** START **

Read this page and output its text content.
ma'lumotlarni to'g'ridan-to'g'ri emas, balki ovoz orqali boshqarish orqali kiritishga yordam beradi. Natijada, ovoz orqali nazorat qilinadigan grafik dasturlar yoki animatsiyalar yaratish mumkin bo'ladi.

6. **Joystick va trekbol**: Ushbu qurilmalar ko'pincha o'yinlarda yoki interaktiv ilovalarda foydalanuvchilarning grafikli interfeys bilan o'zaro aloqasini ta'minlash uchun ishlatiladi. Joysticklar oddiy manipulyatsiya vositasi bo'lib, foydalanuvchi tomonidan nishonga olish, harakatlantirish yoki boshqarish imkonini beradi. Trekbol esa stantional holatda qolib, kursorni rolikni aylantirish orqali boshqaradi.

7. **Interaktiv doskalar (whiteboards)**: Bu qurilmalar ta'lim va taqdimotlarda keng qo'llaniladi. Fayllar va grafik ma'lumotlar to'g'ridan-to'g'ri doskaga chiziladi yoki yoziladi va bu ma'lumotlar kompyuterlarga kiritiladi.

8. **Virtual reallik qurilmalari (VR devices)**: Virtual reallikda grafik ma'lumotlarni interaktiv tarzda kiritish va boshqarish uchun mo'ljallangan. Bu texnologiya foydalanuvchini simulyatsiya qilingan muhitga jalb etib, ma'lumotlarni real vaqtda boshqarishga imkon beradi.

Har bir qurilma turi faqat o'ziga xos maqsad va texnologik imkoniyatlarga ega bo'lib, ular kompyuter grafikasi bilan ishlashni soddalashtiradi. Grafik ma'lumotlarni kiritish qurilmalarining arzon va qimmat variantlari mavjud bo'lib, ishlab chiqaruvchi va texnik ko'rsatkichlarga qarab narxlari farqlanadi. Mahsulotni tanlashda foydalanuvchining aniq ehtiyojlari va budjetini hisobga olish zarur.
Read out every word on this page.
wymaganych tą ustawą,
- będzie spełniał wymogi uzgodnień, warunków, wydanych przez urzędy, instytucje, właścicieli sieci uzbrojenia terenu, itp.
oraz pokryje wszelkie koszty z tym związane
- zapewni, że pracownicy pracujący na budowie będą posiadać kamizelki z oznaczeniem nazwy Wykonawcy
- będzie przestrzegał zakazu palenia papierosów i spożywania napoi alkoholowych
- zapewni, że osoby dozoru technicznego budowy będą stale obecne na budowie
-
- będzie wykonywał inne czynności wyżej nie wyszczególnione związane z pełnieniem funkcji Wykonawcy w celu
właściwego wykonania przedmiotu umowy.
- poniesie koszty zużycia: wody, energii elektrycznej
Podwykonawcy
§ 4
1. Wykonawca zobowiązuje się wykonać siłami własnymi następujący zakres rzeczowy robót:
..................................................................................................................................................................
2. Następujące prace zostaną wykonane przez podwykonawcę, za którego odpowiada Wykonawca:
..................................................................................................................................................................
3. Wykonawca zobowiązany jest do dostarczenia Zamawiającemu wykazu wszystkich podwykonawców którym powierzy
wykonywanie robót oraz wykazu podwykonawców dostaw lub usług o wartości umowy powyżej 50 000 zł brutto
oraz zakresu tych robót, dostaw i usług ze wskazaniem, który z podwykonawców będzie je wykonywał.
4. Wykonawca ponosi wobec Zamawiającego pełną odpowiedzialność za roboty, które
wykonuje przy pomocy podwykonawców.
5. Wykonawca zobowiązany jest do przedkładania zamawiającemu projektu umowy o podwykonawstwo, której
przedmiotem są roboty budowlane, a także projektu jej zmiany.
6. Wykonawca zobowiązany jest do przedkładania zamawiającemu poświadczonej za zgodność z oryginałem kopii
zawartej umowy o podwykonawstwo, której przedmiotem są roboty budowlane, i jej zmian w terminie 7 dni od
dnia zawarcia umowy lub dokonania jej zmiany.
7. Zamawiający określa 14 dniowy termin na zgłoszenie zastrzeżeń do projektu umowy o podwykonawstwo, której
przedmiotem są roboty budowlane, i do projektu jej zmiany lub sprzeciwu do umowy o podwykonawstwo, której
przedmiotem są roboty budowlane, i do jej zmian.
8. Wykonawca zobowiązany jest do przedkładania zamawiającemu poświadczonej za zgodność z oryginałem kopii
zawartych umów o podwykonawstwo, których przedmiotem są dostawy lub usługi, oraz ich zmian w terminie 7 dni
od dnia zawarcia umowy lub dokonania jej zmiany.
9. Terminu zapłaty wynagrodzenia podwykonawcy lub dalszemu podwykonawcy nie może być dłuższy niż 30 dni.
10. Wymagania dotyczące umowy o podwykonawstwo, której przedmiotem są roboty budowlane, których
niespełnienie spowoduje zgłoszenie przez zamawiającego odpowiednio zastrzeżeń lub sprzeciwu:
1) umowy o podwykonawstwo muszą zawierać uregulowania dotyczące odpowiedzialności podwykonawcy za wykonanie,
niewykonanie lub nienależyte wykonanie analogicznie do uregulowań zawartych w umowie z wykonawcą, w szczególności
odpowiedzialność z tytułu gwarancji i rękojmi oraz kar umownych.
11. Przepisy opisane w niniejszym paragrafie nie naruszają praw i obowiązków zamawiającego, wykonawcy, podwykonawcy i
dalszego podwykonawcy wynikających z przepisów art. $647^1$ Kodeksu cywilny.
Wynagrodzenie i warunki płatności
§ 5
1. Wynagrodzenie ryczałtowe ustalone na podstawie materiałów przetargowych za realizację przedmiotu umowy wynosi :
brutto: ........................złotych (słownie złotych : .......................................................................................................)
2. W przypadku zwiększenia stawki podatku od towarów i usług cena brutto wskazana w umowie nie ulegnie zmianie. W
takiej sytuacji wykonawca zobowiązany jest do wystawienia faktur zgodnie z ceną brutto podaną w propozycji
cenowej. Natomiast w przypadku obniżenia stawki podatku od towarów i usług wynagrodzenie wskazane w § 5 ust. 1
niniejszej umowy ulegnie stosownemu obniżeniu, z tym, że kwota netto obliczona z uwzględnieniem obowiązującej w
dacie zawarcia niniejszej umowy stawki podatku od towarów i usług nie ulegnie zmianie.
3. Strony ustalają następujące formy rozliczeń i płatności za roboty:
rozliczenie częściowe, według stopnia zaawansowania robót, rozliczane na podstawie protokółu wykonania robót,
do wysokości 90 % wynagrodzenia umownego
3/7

** END **

## Exercise objective
Only the number is wanted: how many lines in the data include the word "zgłoszenie"?

## Response to this task
2